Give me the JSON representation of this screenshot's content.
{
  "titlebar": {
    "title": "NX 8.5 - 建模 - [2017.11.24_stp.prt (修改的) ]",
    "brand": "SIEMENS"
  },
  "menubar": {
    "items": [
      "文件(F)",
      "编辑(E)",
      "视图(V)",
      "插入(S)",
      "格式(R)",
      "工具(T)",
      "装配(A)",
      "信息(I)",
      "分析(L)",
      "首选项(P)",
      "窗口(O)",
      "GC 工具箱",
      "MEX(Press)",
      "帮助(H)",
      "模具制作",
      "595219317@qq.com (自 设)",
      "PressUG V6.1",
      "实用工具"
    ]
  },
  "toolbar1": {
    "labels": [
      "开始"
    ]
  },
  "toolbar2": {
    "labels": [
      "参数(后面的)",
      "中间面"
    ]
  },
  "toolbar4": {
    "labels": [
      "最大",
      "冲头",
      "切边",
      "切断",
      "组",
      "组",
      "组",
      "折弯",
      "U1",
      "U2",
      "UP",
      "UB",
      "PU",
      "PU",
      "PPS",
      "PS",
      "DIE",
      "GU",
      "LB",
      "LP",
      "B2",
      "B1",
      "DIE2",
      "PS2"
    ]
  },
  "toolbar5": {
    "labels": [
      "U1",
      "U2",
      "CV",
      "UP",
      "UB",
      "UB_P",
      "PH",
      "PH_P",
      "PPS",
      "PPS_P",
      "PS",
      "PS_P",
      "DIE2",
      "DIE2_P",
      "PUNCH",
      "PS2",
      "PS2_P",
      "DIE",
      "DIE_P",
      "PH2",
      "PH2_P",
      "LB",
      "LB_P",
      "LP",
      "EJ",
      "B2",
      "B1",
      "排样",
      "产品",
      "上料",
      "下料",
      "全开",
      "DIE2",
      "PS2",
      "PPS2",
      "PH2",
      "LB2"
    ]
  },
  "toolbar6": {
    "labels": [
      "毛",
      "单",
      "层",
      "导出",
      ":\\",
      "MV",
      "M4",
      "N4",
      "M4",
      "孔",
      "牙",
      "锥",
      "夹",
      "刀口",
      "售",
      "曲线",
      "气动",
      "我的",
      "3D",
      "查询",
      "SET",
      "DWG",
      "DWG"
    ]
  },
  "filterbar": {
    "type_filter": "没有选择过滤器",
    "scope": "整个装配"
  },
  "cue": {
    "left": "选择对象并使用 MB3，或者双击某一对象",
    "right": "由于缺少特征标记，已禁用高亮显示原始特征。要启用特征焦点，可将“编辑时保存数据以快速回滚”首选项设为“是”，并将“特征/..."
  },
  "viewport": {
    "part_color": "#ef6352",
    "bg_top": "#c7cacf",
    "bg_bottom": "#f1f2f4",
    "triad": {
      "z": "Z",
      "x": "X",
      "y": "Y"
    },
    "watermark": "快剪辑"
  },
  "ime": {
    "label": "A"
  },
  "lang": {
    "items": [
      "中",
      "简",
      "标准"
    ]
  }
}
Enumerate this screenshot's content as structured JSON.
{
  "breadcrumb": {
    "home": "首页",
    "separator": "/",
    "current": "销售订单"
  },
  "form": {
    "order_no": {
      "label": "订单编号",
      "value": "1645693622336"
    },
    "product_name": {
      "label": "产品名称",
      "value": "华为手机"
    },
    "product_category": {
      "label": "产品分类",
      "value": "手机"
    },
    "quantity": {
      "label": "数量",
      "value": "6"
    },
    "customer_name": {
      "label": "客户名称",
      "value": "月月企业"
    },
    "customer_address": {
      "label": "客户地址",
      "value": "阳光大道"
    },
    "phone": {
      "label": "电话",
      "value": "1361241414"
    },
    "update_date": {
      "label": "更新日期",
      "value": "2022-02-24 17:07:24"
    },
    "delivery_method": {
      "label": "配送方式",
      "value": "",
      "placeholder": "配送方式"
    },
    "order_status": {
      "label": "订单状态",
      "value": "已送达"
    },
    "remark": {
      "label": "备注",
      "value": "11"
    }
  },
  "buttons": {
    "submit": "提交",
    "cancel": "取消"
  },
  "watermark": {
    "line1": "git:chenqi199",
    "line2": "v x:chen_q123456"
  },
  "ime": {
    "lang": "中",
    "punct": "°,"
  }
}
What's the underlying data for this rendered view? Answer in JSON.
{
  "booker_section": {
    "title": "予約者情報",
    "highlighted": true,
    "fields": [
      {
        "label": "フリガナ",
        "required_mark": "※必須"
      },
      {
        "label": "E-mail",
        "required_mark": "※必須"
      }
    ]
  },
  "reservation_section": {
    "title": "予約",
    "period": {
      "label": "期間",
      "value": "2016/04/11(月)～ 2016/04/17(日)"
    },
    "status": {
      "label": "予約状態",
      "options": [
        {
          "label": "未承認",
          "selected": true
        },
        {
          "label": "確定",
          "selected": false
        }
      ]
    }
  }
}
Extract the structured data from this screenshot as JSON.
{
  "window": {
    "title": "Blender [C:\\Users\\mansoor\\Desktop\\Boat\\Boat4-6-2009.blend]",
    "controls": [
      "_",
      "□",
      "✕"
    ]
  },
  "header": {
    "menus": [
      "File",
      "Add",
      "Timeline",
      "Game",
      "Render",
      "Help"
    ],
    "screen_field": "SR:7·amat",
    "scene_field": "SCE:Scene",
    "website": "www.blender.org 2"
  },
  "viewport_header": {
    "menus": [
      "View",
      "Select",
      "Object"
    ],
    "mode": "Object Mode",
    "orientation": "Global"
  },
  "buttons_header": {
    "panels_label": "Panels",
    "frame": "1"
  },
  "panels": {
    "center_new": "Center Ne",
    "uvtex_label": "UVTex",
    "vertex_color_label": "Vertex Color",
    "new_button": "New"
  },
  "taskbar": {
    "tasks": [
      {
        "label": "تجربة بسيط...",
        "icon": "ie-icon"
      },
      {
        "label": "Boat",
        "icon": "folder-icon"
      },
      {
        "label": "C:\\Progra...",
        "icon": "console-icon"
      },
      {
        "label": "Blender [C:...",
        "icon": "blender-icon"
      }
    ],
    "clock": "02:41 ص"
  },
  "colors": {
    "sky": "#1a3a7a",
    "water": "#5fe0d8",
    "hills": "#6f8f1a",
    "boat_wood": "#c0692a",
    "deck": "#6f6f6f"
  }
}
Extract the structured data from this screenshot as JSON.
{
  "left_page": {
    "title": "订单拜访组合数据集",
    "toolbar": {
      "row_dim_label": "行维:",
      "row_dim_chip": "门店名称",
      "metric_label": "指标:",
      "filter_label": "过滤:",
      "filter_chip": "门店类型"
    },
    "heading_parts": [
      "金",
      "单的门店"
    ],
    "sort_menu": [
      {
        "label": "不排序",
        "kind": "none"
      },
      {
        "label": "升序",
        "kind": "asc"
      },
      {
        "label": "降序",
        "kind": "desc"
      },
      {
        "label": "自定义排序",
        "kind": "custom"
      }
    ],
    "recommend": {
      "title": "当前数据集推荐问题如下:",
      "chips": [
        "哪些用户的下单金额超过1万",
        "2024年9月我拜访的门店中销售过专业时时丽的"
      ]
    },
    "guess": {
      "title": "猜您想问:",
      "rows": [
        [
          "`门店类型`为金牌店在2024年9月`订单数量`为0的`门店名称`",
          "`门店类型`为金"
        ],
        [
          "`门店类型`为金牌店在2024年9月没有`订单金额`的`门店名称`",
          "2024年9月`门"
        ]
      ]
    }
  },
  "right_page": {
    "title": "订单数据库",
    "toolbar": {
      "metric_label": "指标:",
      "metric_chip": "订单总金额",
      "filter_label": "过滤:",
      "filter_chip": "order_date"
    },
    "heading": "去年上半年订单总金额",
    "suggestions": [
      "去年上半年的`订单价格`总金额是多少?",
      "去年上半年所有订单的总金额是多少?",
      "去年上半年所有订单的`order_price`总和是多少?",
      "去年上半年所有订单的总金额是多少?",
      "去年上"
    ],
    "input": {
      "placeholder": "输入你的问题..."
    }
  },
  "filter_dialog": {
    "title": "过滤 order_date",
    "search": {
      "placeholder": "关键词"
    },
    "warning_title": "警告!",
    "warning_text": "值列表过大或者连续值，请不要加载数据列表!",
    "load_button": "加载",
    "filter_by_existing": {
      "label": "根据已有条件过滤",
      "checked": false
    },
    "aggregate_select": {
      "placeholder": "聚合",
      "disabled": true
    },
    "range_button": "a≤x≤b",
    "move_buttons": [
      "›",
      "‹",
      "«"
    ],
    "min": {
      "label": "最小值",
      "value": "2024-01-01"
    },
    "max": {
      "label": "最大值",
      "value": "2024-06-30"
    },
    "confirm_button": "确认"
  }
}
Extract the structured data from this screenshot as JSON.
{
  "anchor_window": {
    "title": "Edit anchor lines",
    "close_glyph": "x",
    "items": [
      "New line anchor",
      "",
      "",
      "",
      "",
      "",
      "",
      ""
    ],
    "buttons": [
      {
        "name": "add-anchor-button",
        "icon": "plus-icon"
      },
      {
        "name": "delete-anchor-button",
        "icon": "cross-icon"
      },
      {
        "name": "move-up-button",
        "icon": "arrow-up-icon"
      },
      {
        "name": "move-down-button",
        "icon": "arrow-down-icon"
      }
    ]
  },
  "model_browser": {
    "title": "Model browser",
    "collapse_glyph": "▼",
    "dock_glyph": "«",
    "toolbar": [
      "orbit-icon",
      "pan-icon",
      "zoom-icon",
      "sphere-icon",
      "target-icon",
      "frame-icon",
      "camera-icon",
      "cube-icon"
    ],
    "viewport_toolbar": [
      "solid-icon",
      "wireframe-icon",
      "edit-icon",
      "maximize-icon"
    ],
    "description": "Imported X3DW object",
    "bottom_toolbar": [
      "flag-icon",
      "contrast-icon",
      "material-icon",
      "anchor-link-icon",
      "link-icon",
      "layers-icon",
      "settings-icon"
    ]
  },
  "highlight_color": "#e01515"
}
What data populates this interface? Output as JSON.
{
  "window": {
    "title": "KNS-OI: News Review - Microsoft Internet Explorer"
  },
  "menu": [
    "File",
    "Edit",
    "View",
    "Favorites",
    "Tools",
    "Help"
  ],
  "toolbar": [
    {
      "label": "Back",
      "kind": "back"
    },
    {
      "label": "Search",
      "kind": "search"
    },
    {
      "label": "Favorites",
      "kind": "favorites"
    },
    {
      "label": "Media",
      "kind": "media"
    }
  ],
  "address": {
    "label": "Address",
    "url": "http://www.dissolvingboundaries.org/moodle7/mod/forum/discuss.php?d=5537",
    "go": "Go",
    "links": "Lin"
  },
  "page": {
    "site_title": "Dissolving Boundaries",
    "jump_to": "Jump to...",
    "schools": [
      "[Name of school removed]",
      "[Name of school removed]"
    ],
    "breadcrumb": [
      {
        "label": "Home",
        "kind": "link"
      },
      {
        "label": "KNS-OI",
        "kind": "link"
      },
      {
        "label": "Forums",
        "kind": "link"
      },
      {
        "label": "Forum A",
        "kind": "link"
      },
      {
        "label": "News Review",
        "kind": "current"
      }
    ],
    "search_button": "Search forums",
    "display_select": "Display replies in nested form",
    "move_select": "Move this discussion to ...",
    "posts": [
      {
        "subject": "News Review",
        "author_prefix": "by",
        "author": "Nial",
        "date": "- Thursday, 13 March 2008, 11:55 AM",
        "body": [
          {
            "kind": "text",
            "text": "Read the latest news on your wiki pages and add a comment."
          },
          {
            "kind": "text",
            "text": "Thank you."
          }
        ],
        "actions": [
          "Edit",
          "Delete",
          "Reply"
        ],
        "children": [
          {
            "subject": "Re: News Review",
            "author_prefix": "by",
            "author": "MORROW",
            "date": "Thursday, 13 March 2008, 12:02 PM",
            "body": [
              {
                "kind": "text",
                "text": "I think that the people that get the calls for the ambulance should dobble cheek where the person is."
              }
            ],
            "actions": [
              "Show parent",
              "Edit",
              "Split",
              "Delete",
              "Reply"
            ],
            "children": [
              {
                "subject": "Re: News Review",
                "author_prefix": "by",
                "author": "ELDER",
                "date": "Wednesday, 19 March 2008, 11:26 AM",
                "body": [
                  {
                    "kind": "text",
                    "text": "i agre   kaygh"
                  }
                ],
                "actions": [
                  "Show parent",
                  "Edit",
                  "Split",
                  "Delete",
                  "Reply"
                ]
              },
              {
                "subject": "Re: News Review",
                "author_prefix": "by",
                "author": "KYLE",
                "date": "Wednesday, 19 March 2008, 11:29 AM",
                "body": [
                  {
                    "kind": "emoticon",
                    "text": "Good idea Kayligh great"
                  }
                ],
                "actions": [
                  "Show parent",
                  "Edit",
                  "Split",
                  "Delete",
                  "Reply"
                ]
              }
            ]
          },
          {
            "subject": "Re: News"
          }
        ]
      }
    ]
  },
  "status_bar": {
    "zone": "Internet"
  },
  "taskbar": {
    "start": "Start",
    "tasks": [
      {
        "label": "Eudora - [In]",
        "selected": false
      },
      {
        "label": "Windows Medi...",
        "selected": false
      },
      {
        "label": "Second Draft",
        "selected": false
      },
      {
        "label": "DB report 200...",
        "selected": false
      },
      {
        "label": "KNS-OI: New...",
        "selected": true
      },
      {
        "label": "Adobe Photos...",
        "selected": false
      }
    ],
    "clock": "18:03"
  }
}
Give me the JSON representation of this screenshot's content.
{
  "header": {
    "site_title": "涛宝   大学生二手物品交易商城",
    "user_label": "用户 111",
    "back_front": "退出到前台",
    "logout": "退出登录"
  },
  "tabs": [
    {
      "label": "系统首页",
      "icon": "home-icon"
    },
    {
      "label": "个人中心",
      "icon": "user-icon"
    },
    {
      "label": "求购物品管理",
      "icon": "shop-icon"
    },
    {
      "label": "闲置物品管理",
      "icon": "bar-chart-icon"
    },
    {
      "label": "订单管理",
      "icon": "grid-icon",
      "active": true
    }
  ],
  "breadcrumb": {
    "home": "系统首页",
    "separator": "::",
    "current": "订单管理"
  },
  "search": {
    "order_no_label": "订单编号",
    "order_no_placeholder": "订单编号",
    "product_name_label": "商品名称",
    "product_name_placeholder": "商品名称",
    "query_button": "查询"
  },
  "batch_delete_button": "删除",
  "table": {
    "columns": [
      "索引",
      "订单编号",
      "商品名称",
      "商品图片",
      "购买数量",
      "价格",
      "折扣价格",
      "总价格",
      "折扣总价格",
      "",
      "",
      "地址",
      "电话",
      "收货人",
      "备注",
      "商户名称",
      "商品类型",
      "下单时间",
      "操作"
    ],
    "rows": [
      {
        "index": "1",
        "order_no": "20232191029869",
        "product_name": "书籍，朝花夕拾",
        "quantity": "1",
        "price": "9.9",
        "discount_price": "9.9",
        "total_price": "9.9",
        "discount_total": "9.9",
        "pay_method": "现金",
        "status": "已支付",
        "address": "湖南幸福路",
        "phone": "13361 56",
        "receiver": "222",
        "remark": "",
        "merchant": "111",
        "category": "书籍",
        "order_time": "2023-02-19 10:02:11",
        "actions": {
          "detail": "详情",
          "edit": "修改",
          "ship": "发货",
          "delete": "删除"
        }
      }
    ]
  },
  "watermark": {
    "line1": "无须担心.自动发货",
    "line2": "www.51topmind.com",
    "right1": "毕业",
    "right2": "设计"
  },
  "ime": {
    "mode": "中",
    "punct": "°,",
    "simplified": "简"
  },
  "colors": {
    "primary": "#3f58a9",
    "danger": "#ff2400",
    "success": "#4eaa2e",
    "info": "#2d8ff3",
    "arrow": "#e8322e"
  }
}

☆ ☆ ☆ ☆ ☆

Give nothing but the count of lines in the listing above that hold the string "Review".

6